• _Short exercise_: Can you carry the post on Waugh and his novel BR further, picking up right after its last sentence?
----- Passage
I'm a big fan of Waugh but BR is my least favourite of all his novels. He was a Catholic convert, not a cradle Catholic, so I don't think his aim in BR was to criticise the Catholic church, because his view seems to have been that the church was right and it was the godless, directionless 20th century agnostics/atheists who were wrong. (Later in his life the church started to relax its teaching on some issues and he was horrified. I think the rigid, unbending stance on all sorts of issues was what appealed to him.)
He grew up in the Anglican tradition but his family were not particularly religious. He was not happy as a young man. He felt overshadowed by his older brother, who was a novelist (now largely forgotten, but EW wasn't to know that would happen). His relationship with his father was not as bad as Charles Ryder's but they weren't close. EW got into Oxford but did not distinguish himself there. He kept a diary all his life but he destroyed some of the entries covering his time at Oxford/immediately, presumably because he felt they reflected badly on him and/or he couldn't bear to be reminded of that time.
----------
----- Provided material
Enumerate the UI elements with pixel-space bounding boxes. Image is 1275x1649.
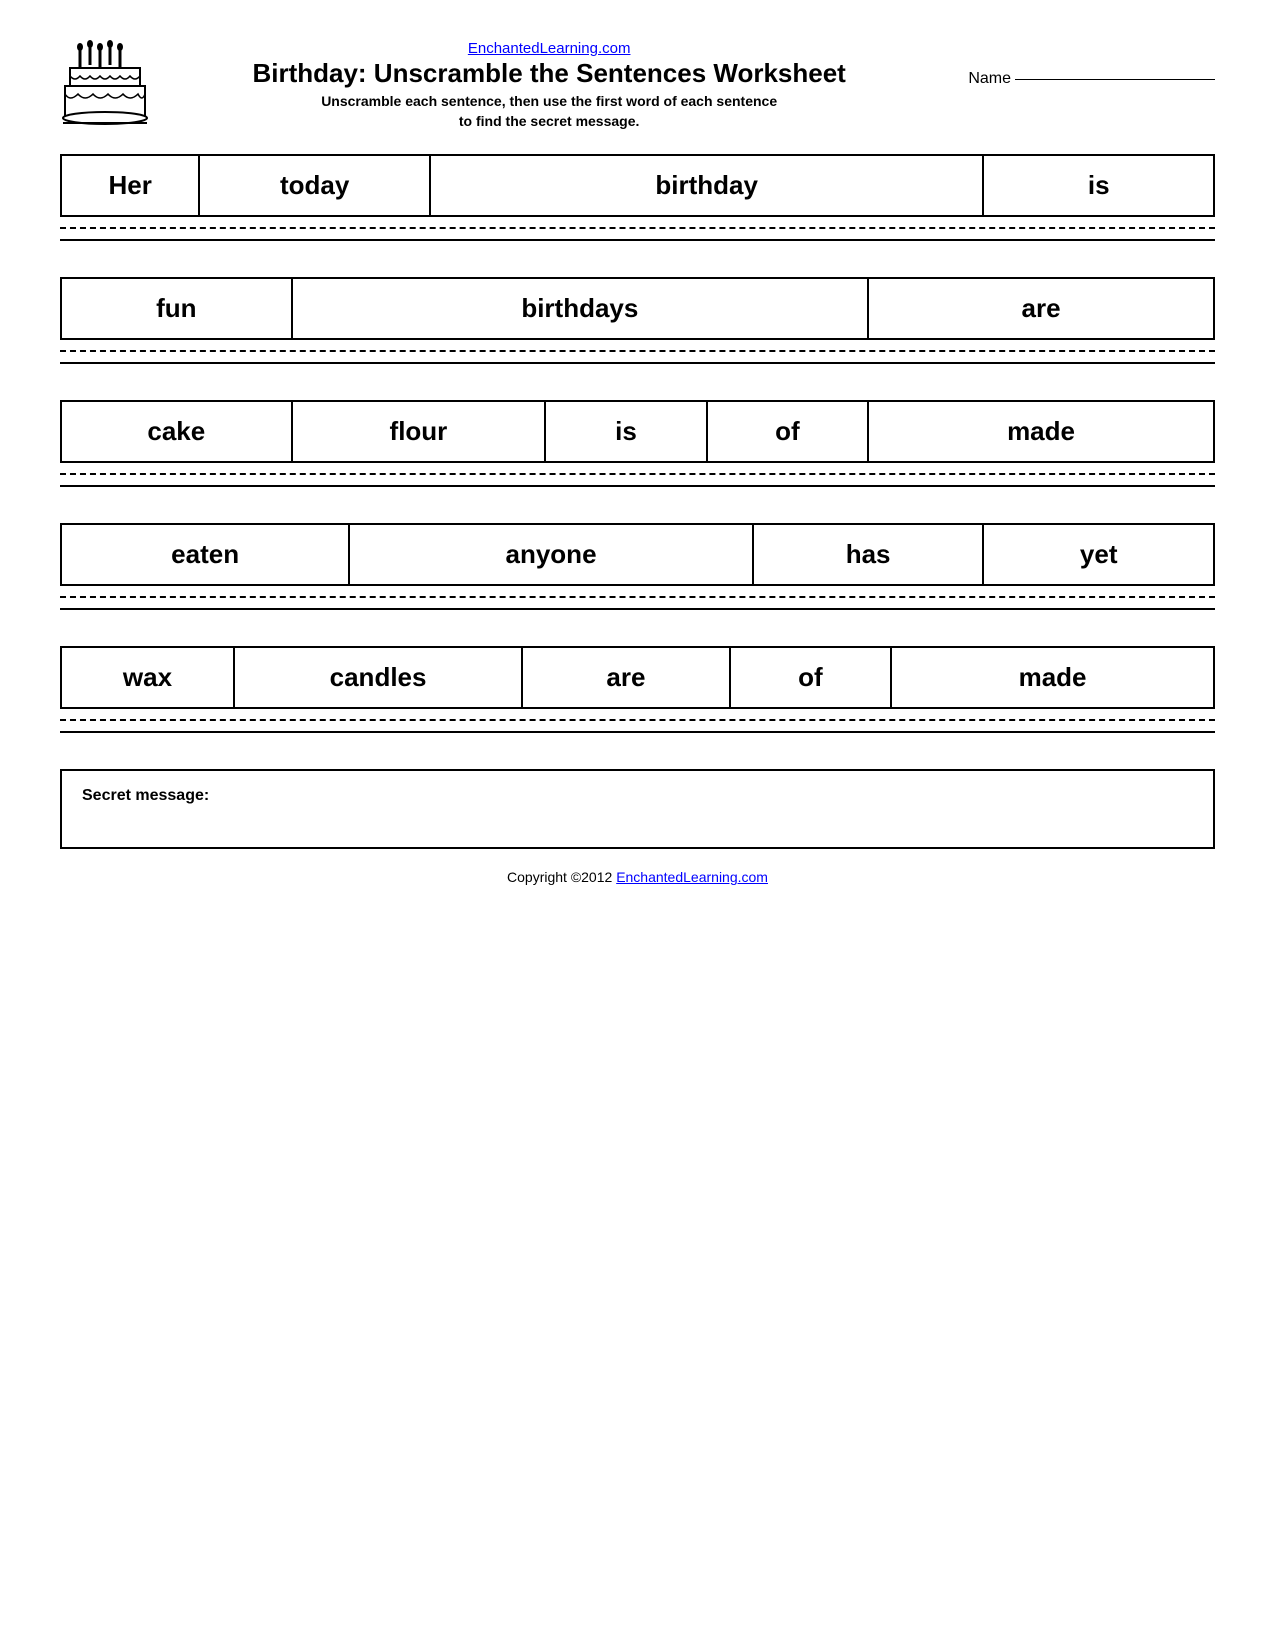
copyright-year: ©2012 <box>571 869 612 885</box>
word-cell: candles <box>234 647 522 708</box>
word-cell: are <box>868 278 1214 339</box>
answer-lines-4 <box>60 596 1215 610</box>
copyright-text: Copyright <box>507 869 567 885</box>
footer-site-link[interactable]: EnchantedLearning.com <box>616 869 768 885</box>
secret-message-box: Secret message: <box>60 769 1215 849</box>
name-field: Name <box>968 40 1215 88</box>
word-cell: made <box>868 401 1214 462</box>
answer-lines-5 <box>60 719 1215 733</box>
word-cell: of <box>730 647 891 708</box>
cake-icon <box>60 40 150 130</box>
word-cell: yet <box>983 524 1214 585</box>
word-cell: cake <box>61 401 292 462</box>
dotted-line <box>60 596 1215 598</box>
sentence-block-5: wax candles are of made <box>60 646 1215 733</box>
sentence-block-2: fun birthdays are <box>60 277 1215 364</box>
header-text-block: EnchantedLearning.com Birthday: Unscramb… <box>150 40 948 129</box>
word-cell: is <box>545 401 706 462</box>
solid-line <box>60 362 1215 364</box>
word-table-3: cake flour is of made <box>60 400 1215 463</box>
word-table-1: Her today birthday is <box>60 154 1215 217</box>
word-cell: birthday <box>430 155 983 216</box>
dotted-line <box>60 473 1215 475</box>
worksheet-subtitle-1: Unscramble each sentence, then use the f… <box>150 93 948 109</box>
word-cell: are <box>522 647 730 708</box>
word-cell: Her <box>61 155 199 216</box>
word-cell: is <box>983 155 1214 216</box>
word-cell: birthdays <box>292 278 869 339</box>
word-cell: today <box>199 155 430 216</box>
worksheet-subtitle-2: to find the secret message. <box>150 113 948 129</box>
word-cell: has <box>753 524 984 585</box>
sentence-block-1: Her today birthday is <box>60 154 1215 241</box>
word-cell: eaten <box>61 524 349 585</box>
dotted-line <box>60 350 1215 352</box>
page-footer: Copyright ©2012 EnchantedLearning.com <box>60 869 1215 885</box>
solid-line <box>60 731 1215 733</box>
secret-message-label: Secret message: <box>82 787 209 804</box>
dotted-line <box>60 227 1215 229</box>
name-underline[interactable] <box>1015 79 1215 80</box>
word-cell: wax <box>61 647 234 708</box>
word-cell: made <box>891 647 1214 708</box>
page-header: EnchantedLearning.com Birthday: Unscramb… <box>60 40 1215 130</box>
sentence-block-4: eaten anyone has yet <box>60 523 1215 610</box>
word-table-4: eaten anyone has yet <box>60 523 1215 586</box>
dotted-line <box>60 719 1215 721</box>
solid-line <box>60 485 1215 487</box>
word-cell: flour <box>292 401 546 462</box>
solid-line <box>60 239 1215 241</box>
word-cell: fun <box>61 278 292 339</box>
worksheet-title: Birthday: Unscramble the Sentences Works… <box>150 58 948 89</box>
answer-lines-1 <box>60 227 1215 241</box>
answer-lines-3 <box>60 473 1215 487</box>
word-table-5: wax candles are of made <box>60 646 1215 709</box>
word-cell: of <box>707 401 868 462</box>
answer-lines-2 <box>60 350 1215 364</box>
word-cell: anyone <box>349 524 753 585</box>
site-link[interactable]: EnchantedLearning.com <box>468 40 631 57</box>
word-table-2: fun birthdays are <box>60 277 1215 340</box>
solid-line <box>60 608 1215 610</box>
sentence-block-3: cake flour is of made <box>60 400 1215 487</box>
name-label: Name <box>968 70 1011 88</box>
----------
• _Written answer_:
I'm sure young men at Oxford in the 1920s could have had female company, but they'd have had to go off to look for it, as almost all colleges were men only. EW seems to have had some very close male friends, and was very likely in love with at least one of them. Several of them were as near to being openly gay as a man could risk being in later years.
After leaving Oxford he settled in London, with a spell working at a prep school very like the one in Decline and Fall, trying to work out what he wanted to do and eventually starting to write. It was during this time he married his first wife, She-Evelyn, and it didn't work out at all. They split up and divorced within months. It was in the dark days that followed that he started to think about converting to Catholicism. Then he met Laura, who was to be his second wife. She came from a devout Catholic family and he knew he couldn't marry her unless he could get the Church to agree an annulment to his first marriage. Strings were pulled and he got that. He married Laura, who must have been a woman of superhuman patience to cope with him, and appears to have been as happy with her as he was capable of being, for the rest of his life.
He wrote BR towards the end of the war, ten years or more after that tumultuous time in his own life. Bearing in mind he and the rest of the world had just been through six years of turmoil, the overwhelming mood of the book seems to me to be nostalgia for a vanished age. But also, as I said at the start of this long ramble, he had an uncompromising attitude to Catholicism. Charles resembled EW himself in many ways, but of course Charles never found his way to the faith, so EW has little time for him. I don't think EW liked himself much either, frankly.
Maybe I should re-read it.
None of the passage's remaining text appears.